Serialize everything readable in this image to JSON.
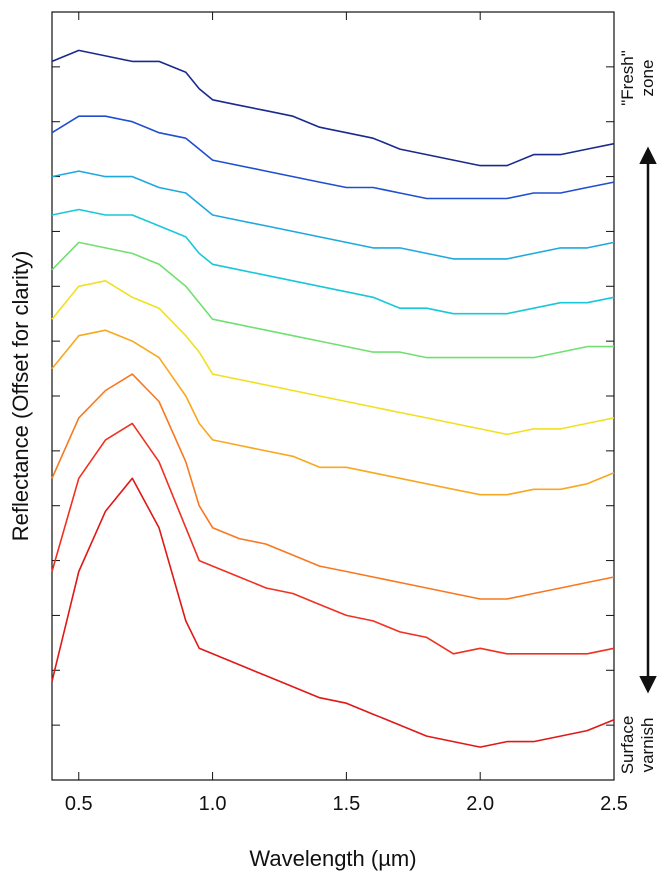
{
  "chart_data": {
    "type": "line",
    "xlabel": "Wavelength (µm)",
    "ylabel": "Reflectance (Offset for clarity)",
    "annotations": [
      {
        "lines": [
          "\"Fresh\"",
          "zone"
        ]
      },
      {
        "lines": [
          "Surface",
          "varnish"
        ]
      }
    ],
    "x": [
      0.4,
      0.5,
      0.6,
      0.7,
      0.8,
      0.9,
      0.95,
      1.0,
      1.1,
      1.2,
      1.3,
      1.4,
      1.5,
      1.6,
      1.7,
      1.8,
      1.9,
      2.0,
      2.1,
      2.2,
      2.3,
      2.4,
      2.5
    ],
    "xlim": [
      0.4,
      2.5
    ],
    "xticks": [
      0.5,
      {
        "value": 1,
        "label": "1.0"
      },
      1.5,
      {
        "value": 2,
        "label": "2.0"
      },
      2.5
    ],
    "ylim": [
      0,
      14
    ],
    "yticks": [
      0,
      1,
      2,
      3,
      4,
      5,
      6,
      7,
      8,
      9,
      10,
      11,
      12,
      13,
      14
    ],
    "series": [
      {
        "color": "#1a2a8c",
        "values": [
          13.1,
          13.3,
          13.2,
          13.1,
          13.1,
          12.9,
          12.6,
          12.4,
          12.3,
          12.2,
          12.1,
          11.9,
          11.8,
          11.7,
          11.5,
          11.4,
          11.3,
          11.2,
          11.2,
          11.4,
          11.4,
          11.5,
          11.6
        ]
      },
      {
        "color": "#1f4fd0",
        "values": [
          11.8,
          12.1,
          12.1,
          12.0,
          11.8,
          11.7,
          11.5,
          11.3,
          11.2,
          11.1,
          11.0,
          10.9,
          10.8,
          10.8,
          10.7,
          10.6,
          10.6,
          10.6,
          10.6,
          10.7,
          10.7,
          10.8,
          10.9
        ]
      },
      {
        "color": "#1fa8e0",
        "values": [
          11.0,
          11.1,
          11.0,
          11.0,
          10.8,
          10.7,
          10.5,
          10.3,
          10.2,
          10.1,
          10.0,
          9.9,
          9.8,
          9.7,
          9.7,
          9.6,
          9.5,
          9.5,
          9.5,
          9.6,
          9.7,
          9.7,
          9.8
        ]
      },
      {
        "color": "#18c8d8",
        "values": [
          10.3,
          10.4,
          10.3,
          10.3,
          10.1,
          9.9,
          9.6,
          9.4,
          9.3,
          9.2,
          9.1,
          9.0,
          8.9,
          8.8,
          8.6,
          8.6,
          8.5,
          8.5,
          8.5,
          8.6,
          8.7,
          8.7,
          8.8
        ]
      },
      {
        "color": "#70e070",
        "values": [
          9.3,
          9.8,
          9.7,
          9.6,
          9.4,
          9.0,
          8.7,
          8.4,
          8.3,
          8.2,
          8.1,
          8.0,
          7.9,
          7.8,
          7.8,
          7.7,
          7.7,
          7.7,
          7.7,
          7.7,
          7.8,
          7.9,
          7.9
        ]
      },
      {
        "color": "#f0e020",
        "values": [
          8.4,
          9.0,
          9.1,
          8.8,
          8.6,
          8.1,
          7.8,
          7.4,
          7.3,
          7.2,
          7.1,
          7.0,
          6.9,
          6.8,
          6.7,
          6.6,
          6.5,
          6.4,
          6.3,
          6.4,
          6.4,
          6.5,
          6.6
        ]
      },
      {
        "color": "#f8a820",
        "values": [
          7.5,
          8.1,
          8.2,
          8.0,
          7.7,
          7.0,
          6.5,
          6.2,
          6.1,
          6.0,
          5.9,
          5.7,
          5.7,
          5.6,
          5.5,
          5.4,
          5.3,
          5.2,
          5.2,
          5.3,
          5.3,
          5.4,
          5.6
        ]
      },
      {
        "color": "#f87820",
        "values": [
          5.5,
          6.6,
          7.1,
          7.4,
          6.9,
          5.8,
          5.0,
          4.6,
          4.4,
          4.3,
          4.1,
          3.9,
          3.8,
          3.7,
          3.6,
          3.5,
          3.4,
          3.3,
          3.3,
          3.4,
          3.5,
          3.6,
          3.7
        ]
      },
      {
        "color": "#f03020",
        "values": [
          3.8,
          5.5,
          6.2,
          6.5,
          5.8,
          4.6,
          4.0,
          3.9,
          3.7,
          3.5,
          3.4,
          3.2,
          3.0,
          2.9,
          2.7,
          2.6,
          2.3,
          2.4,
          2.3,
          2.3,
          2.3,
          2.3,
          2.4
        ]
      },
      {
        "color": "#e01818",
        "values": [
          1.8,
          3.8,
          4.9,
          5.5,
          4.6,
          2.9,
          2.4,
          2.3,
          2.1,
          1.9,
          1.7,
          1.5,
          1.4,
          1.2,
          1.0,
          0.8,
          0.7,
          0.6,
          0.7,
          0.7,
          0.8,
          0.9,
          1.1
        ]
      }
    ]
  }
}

..............................

Given problem:
All of the data above should be transcribed verbatim, with pictures omitted.

Result of this exercise:
Serialize everything readable in this image to JSON.
{
  "chart_data": {
    "type": "line",
    "xlabel": "Wavelength (µm)",
    "ylabel": "Reflectance (Offset for clarity)",
    "annotations": [
      {
        "lines": [
          "\"Fresh\"",
          "zone"
        ]
      },
      {
        "lines": [
          "Surface",
          "varnish"
        ]
      }
    ],
    "x": [
      0.4,
      0.5,
      0.6,
      0.7,
      0.8,
      0.9,
      0.95,
      1.0,
      1.1,
      1.2,
      1.3,
      1.4,
      1.5,
      1.6,
      1.7,
      1.8,
      1.9,
      2.0,
      2.1,
      2.2,
      2.3,
      2.4,
      2.5
    ],
    "xlim": [
      0.4,
      2.5
    ],
    "xticks": [
      0.5,
      {
        "value": 1,
        "label": "1.0"
      },
      1.5,
      {
        "value": 2,
        "label": "2.0"
      },
      2.5
    ],
    "ylim": [
      0,
      14
    ],
    "yticks": [
      0,
      1,
      2,
      3,
      4,
      5,
      6,
      7,
      8,
      9,
      10,
      11,
      12,
      13,
      14
    ],
    "series": [
      {
        "color": "#1a2a8c",
        "values": [
          13.1,
          13.3,
          13.2,
          13.1,
          13.1,
          12.9,
          12.6,
          12.4,
          12.3,
          12.2,
          12.1,
          11.9,
          11.8,
          11.7,
          11.5,
          11.4,
          11.3,
          11.2,
          11.2,
          11.4,
          11.4,
          11.5,
          11.6
        ]
      },
      {
        "color": "#1f4fd0",
        "values": [
          11.8,
          12.1,
          12.1,
          12.0,
          11.8,
          11.7,
          11.5,
          11.3,
          11.2,
          11.1,
          11.0,
          10.9,
          10.8,
          10.8,
          10.7,
          10.6,
          10.6,
          10.6,
          10.6,
          10.7,
          10.7,
          10.8,
          10.9
        ]
      },
      {
        "color": "#1fa8e0",
        "values": [
          11.0,
          11.1,
          11.0,
          11.0,
          10.8,
          10.7,
          10.5,
          10.3,
          10.2,
          10.1,
          10.0,
          9.9,
          9.8,
          9.7,
          9.7,
          9.6,
          9.5,
          9.5,
          9.5,
          9.6,
          9.7,
          9.7,
          9.8
        ]
      },
      {
        "color": "#18c8d8",
        "values": [
          10.3,
          10.4,
          10.3,
          10.3,
          10.1,
          9.9,
          9.6,
          9.4,
          9.3,
          9.2,
          9.1,
          9.0,
          8.9,
          8.8,
          8.6,
          8.6,
          8.5,
          8.5,
          8.5,
          8.6,
          8.7,
          8.7,
          8.8
        ]
      },
      {
        "color": "#70e070",
        "values": [
          9.3,
          9.8,
          9.7,
          9.6,
          9.4,
          9.0,
          8.7,
          8.4,
          8.3,
          8.2,
          8.1,
          8.0,
          7.9,
          7.8,
          7.8,
          7.7,
          7.7,
          7.7,
          7.7,
          7.7,
          7.8,
          7.9,
          7.9
        ]
      },
      {
        "color": "#f0e020",
        "values": [
          8.4,
          9.0,
          9.1,
          8.8,
          8.6,
          8.1,
          7.8,
          7.4,
          7.3,
          7.2,
          7.1,
          7.0,
          6.9,
          6.8,
          6.7,
          6.6,
          6.5,
          6.4,
          6.3,
          6.4,
          6.4,
          6.5,
          6.6
        ]
      },
      {
        "color": "#f8a820",
        "values": [
          7.5,
          8.1,
          8.2,
          8.0,
          7.7,
          7.0,
          6.5,
          6.2,
          6.1,
          6.0,
          5.9,
          5.7,
          5.7,
          5.6,
          5.5,
          5.4,
          5.3,
          5.2,
          5.2,
          5.3,
          5.3,
          5.4,
          5.6
        ]
      },
      {
        "color": "#f87820",
        "values": [
          5.5,
          6.6,
          7.1,
          7.4,
          6.9,
          5.8,
          5.0,
          4.6,
          4.4,
          4.3,
          4.1,
          3.9,
          3.8,
          3.7,
          3.6,
          3.5,
          3.4,
          3.3,
          3.3,
          3.4,
          3.5,
          3.6,
          3.7
        ]
      },
      {
        "color": "#f03020",
        "values": [
          3.8,
          5.5,
          6.2,
          6.5,
          5.8,
          4.6,
          4.0,
          3.9,
          3.7,
          3.5,
          3.4,
          3.2,
          3.0,
          2.9,
          2.7,
          2.6,
          2.3,
          2.4,
          2.3,
          2.3,
          2.3,
          2.3,
          2.4
        ]
      },
      {
        "color": "#e01818",
        "values": [
          1.8,
          3.8,
          4.9,
          5.5,
          4.6,
          2.9,
          2.4,
          2.3,
          2.1,
          1.9,
          1.7,
          1.5,
          1.4,
          1.2,
          1.0,
          0.8,
          0.7,
          0.6,
          0.7,
          0.7,
          0.8,
          0.9,
          1.1
        ]
      }
    ]
  }
}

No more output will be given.